(Items from a dataset)
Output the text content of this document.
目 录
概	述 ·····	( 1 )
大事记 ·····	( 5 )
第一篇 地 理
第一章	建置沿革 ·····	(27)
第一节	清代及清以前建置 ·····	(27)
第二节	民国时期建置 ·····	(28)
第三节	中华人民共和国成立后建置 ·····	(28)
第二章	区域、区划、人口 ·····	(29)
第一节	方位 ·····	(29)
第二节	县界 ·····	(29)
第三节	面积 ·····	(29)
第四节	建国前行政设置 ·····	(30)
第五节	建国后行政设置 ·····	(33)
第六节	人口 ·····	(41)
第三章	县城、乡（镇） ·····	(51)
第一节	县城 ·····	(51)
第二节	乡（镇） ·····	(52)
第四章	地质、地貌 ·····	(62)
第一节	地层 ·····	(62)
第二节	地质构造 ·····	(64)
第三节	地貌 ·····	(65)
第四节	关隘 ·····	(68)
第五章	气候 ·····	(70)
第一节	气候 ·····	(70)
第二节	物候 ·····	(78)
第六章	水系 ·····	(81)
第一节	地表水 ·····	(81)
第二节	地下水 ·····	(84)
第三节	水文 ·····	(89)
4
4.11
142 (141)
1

- _Exercise aim_
Restate the records, all of them, precisely as written.

- _Result for this task_
Output the text content of this document.
目 录
概	述 ·····	( 1 )
大事记 ·····	( 5 )
第一篇 地 理
第一章	建置沿革 ·····	(27)
第一节	清代及清以前建置 ·····	(27)
第二节	民国时期建置 ·····	(28)
第三节	中华人民共和国成立后建置 ·····	(28)
第二章	区域、区划、人口 ·····	(29)
第一节	方位 ·····	(29)
第二节	县界 ·····	(29)
第三节	面积 ·····	(29)
第四节	建国前行政设置 ·····	(30)
第五节	建国后行政设置 ·····	(33)
第六节	人口 ·····	(41)
第三章	县城、乡（镇） ·····	(51)
第一节	县城 ·····	(51)
第二节	乡（镇） ·····	(52)
第四章	地质、地貌 ·····	(62)
第一节	地层 ·····	(62)
第二节	地质构造 ·····	(64)
第三节	地貌 ·····	(65)
第四节	关隘 ·····	(68)
第五章	气候 ·····	(70)
第一节	气候 ·····	(70)
第二节	物候 ·····	(78)
第六章	水系 ·····	(81)
第一节	地表水 ·····	(81)
第二节	地下水 ·····	(84)
第三节	水文 ·····	(89)
4
4.11
142 (141)
1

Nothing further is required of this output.